====== Exercise inputs ======

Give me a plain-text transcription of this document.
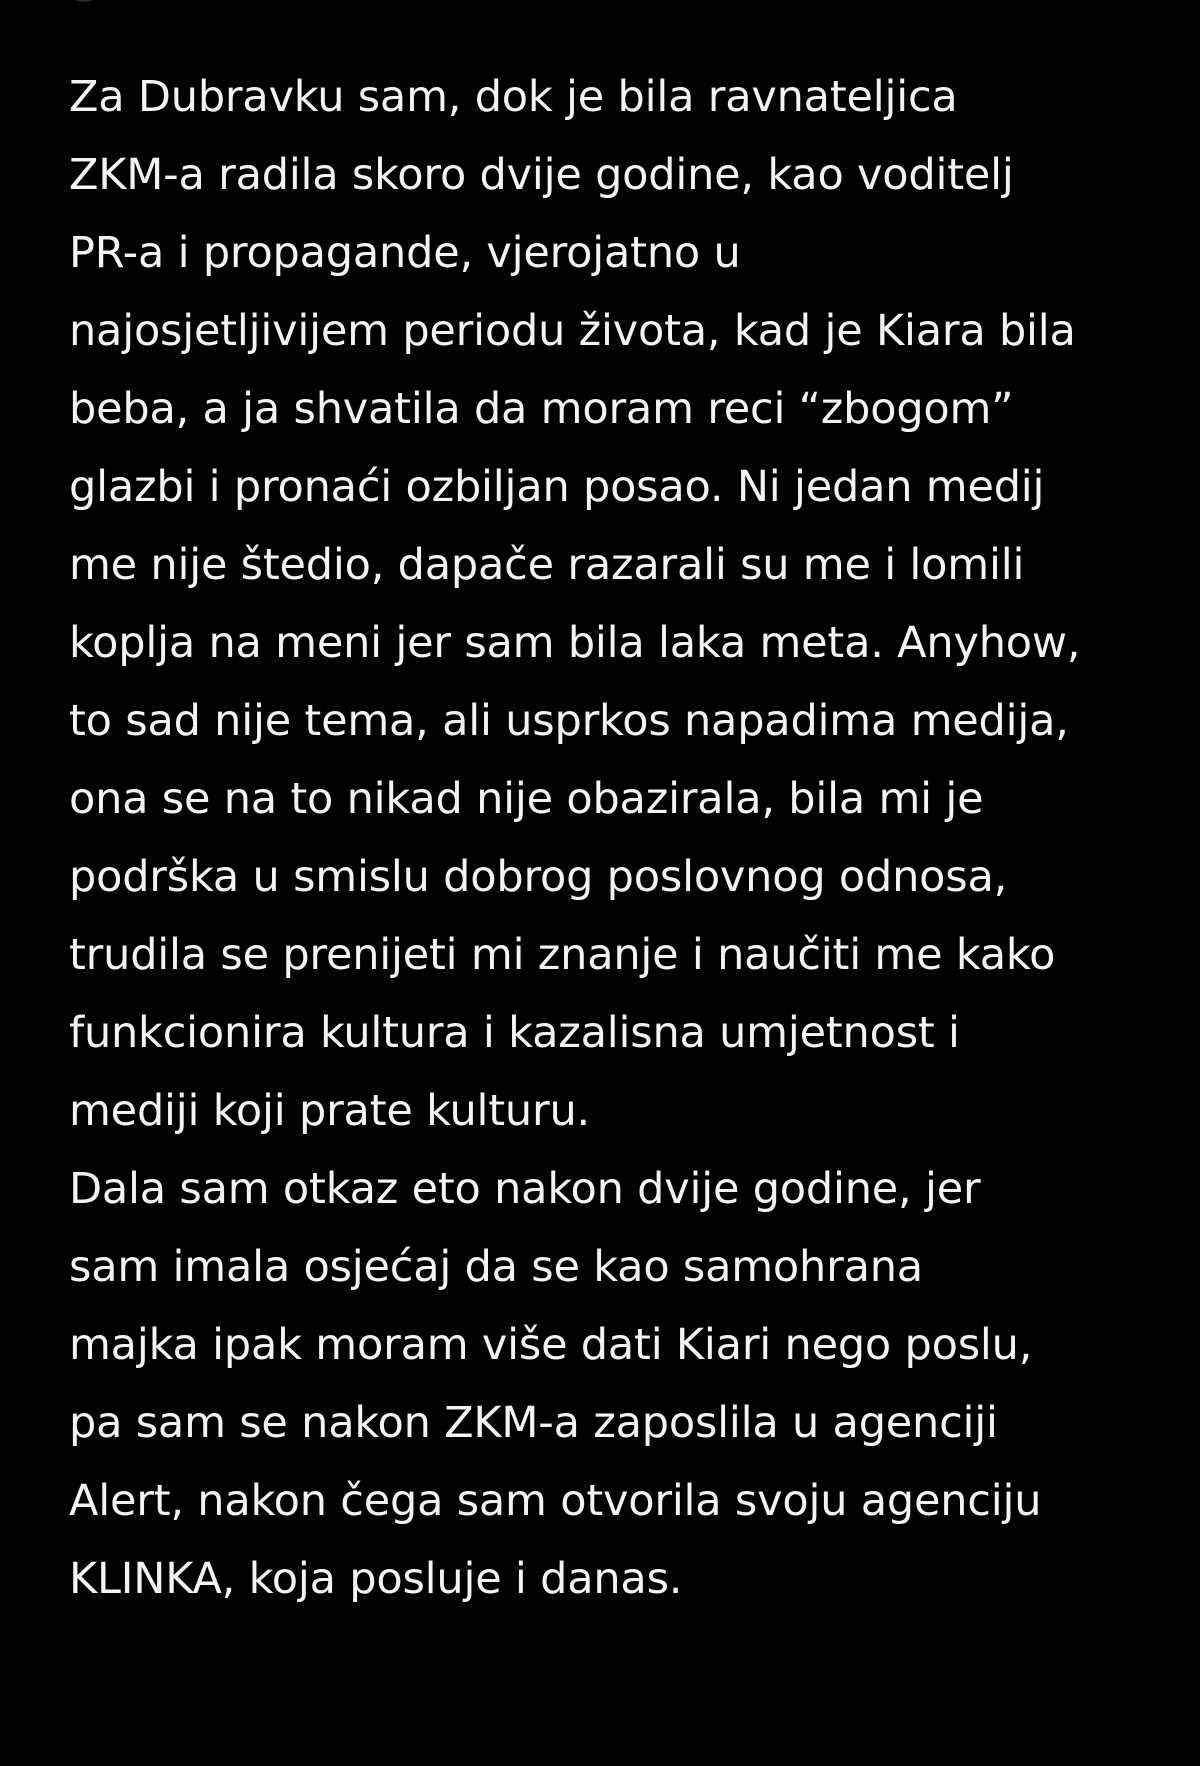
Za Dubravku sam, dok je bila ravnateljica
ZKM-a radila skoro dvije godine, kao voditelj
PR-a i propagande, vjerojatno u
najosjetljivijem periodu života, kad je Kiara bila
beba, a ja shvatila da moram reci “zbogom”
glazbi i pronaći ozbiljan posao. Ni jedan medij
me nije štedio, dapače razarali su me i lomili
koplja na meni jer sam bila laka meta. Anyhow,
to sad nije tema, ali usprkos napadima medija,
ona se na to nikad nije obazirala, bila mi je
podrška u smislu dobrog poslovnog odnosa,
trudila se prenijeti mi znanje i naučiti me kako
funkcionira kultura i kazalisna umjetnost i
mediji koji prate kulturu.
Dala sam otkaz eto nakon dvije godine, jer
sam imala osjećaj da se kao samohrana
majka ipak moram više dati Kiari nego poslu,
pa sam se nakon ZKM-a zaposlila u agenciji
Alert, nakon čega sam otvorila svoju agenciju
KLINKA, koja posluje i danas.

======
====== Exercise inputs ======

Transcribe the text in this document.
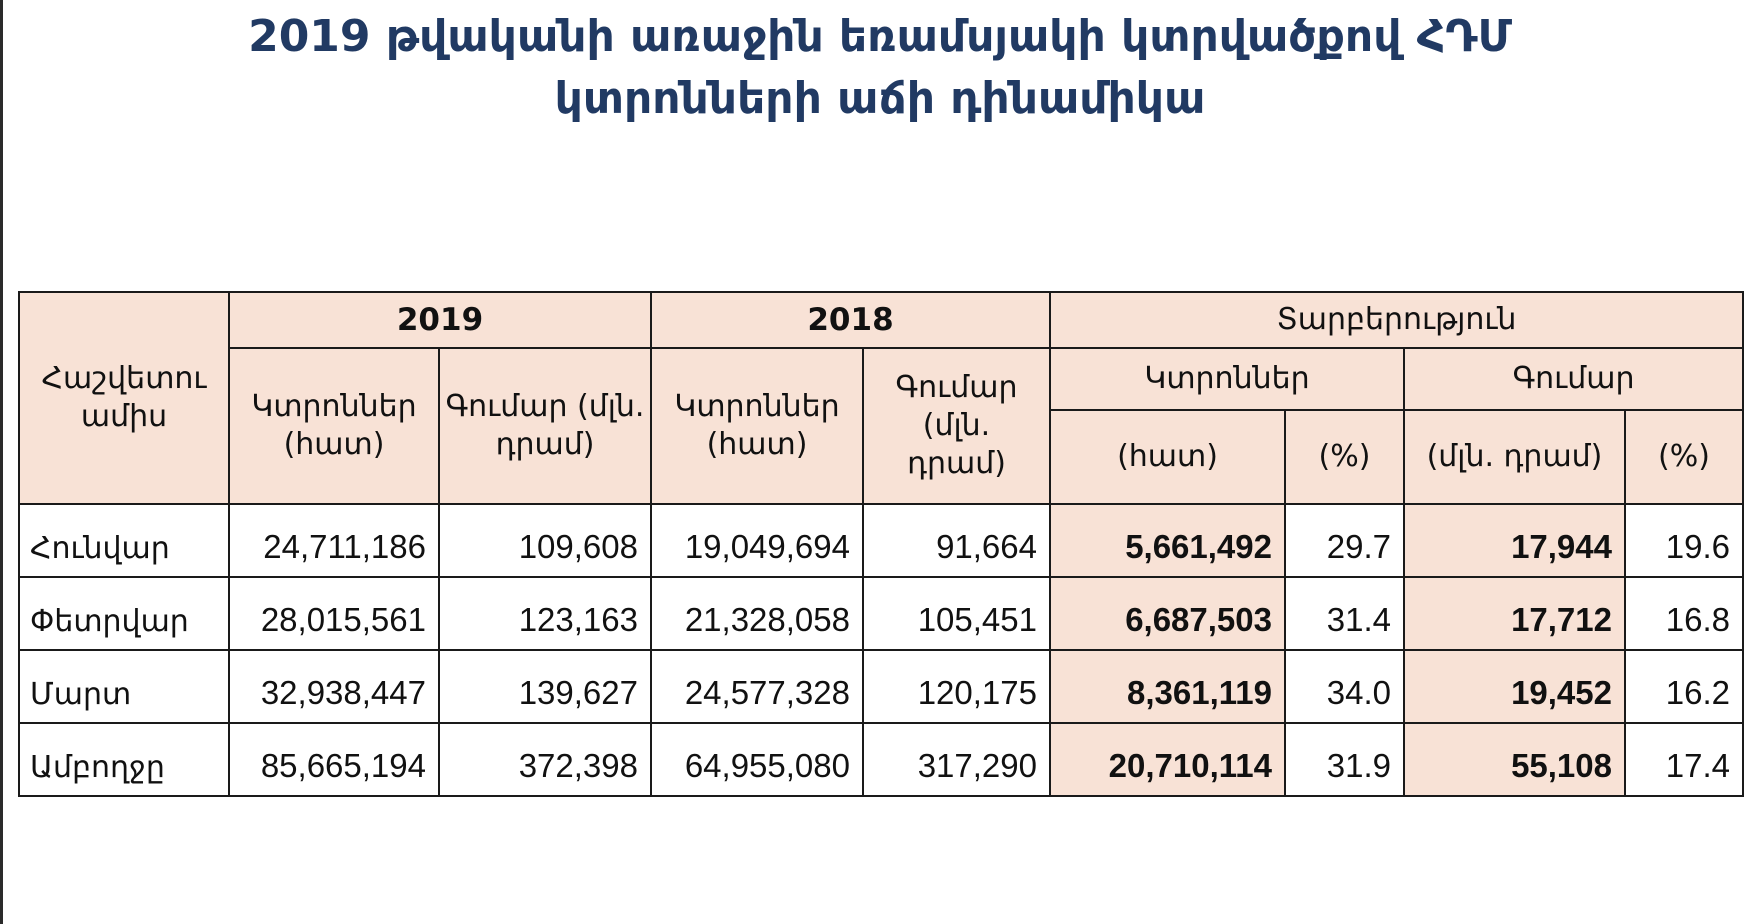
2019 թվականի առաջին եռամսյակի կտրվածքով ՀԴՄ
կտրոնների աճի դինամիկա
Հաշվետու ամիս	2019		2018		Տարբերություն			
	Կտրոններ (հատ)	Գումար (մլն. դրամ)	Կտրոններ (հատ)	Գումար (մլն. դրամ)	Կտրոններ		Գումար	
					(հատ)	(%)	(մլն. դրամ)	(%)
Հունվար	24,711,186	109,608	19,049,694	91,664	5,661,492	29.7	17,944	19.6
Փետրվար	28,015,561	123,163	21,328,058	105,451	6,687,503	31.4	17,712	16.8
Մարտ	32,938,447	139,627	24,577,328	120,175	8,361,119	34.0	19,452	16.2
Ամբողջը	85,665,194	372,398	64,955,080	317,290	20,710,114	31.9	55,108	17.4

======

Copy out every line that includes the word "this".

# Written response:
Give me a plain-text transcription of this document.
Transcribe the text in this document.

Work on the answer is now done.